→ **CHALLENGE**
Nothing may be dropped or altered: reproduce all the data.

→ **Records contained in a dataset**
>> START

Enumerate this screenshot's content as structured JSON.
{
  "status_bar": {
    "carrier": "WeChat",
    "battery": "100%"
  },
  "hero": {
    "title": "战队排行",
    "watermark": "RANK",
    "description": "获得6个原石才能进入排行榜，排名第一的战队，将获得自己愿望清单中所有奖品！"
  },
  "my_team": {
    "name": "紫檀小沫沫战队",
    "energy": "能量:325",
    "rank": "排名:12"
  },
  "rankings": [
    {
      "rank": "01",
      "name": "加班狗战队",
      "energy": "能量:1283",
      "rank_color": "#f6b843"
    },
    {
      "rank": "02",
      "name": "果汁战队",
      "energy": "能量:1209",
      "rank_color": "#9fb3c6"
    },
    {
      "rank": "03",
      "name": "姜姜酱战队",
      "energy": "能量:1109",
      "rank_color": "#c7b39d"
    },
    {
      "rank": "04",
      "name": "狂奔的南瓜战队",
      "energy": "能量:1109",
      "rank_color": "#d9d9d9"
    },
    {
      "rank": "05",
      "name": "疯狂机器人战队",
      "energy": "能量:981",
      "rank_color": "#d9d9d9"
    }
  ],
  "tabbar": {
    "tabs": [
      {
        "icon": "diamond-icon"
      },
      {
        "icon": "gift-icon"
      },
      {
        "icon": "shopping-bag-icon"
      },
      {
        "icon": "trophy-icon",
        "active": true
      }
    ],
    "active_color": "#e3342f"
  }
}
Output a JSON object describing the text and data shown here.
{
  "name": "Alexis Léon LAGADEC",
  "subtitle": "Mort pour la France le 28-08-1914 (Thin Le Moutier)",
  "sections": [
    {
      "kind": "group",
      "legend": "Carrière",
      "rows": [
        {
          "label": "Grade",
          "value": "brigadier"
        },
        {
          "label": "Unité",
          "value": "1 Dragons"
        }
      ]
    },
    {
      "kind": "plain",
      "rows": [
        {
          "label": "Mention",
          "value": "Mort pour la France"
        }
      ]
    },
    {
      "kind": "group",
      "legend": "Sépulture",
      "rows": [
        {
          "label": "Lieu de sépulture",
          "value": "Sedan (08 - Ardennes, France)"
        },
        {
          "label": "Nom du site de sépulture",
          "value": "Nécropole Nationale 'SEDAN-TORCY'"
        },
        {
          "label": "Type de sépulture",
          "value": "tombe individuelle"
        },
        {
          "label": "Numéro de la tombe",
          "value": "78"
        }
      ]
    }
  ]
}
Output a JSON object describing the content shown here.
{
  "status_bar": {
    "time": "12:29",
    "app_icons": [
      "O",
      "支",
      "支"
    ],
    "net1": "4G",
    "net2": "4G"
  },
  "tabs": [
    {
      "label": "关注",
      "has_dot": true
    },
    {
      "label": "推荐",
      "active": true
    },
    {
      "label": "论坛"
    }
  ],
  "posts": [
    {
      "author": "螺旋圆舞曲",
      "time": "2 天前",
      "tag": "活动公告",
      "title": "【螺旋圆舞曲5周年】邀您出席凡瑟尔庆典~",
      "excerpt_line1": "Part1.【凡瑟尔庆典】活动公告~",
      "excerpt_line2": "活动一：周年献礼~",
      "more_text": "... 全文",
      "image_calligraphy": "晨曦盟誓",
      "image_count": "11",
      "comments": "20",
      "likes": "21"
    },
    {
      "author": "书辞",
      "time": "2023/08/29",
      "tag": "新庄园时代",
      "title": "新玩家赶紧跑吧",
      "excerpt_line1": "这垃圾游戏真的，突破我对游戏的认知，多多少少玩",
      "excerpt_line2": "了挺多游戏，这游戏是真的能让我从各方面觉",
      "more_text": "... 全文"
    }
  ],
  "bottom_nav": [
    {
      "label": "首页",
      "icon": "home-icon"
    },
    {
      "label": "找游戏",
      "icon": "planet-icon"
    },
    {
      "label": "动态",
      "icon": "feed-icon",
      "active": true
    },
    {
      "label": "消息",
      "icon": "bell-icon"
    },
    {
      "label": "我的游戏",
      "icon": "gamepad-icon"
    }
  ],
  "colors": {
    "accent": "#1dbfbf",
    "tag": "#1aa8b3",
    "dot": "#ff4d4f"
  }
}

>> END

→ **THE RESPONSE**
Enumerate this screenshot's content as structured JSON.
{
  "status_bar": {
    "carrier": "WeChat",
    "battery": "100%"
  },
  "hero": {
    "title": "战队排行",
    "watermark": "RANK",
    "description": "获得6个原石才能进入排行榜，排名第一的战队，将获得自己愿望清单中所有奖品！"
  },
  "my_team": {
    "name": "紫檀小沫沫战队",
    "energy": "能量:325",
    "rank": "排名:12"
  },
  "rankings": [
    {
      "rank": "01",
      "name": "加班狗战队",
      "energy": "能量:1283",
      "rank_color": "#f6b843"
    },
    {
      "rank": "02",
      "name": "果汁战队",
      "energy": "能量:1209",
      "rank_color": "#9fb3c6"
    },
    {
      "rank": "03",
      "name": "姜姜酱战队",
      "energy": "能量:1109",
      "rank_color": "#c7b39d"
    },
    {
      "rank": "04",
      "name": "狂奔的南瓜战队",
      "energy": "能量:1109",
      "rank_color": "#d9d9d9"
    },
    {
      "rank": "05",
      "name": "疯狂机器人战队",
      "energy": "能量:981",
      "rank_color": "#d9d9d9"
    }
  ],
  "tabbar": {
    "tabs": [
      {
        "icon": "diamond-icon"
      },
      {
        "icon": "gift-icon"
      },
      {
        "icon": "shopping-bag-icon"
      },
      {
        "icon": "trophy-icon",
        "active": true
      }
    ],
    "active_color": "#e3342f"
  }
}
Output a JSON object describing the text and data shown here.
{
  "name": "Alexis Léon LAGADEC",
  "subtitle": "Mort pour la France le 28-08-1914 (Thin Le Moutier)",
  "sections": [
    {
      "kind": "group",
      "legend": "Carrière",
      "rows": [
        {
          "label": "Grade",
          "value": "brigadier"
        },
        {
          "label": "Unité",
          "value": "1 Dragons"
        }
      ]
    },
    {
      "kind": "plain",
      "rows": [
        {
          "label": "Mention",
          "value": "Mort pour la France"
        }
      ]
    },
    {
      "kind": "group",
      "legend": "Sépulture",
      "rows": [
        {
          "label": "Lieu de sépulture",
          "value": "Sedan (08 - Ardennes, France)"
        },
        {
          "label": "Nom du site de sépulture",
          "value": "Nécropole Nationale 'SEDAN-TORCY'"
        },
        {
          "label": "Type de sépulture",
          "value": "tombe individuelle"
        },
        {
          "label": "Numéro de la tombe",
          "value": "78"
        }
      ]
    }
  ]
}
Output a JSON object describing the content shown here.
{
  "status_bar": {
    "time": "12:29",
    "app_icons": [
      "O",
      "支",
      "支"
    ],
    "net1": "4G",
    "net2": "4G"
  },
  "tabs": [
    {
      "label": "关注",
      "has_dot": true
    },
    {
      "label": "推荐",
      "active": true
    },
    {
      "label": "论坛"
    }
  ],
  "posts": [
    {
      "author": "螺旋圆舞曲",
      "time": "2 天前",
      "tag": "活动公告",
      "title": "【螺旋圆舞曲5周年】邀您出席凡瑟尔庆典~",
      "excerpt_line1": "Part1.【凡瑟尔庆典】活动公告~",
      "excerpt_line2": "活动一：周年献礼~",
      "more_text": "... 全文",
      "image_calligraphy": "晨曦盟誓",
      "image_count": "11",
      "comments": "20",
      "likes": "21"
    },
    {
      "author": "书辞",
      "time": "2023/08/29",
      "tag": "新庄园时代",
      "title": "新玩家赶紧跑吧",
      "excerpt_line1": "这垃圾游戏真的，突破我对游戏的认知，多多少少玩",
      "excerpt_line2": "了挺多游戏，这游戏是真的能让我从各方面觉",
      "more_text": "... 全文"
    }
  ],
  "bottom_nav": [
    {
      "label": "首页",
      "icon": "home-icon"
    },
    {
      "label": "找游戏",
      "icon": "planet-icon"
    },
    {
      "label": "动态",
      "icon": "feed-icon",
      "active": true
    },
    {
      "label": "消息",
      "icon": "bell-icon"
    },
    {
      "label": "我的游戏",
      "icon": "gamepad-icon"
    }
  ],
  "colors": {
    "accent": "#1dbfbf",
    "tag": "#1aa8b3",
    "dot": "#ff4d4f"
  }
}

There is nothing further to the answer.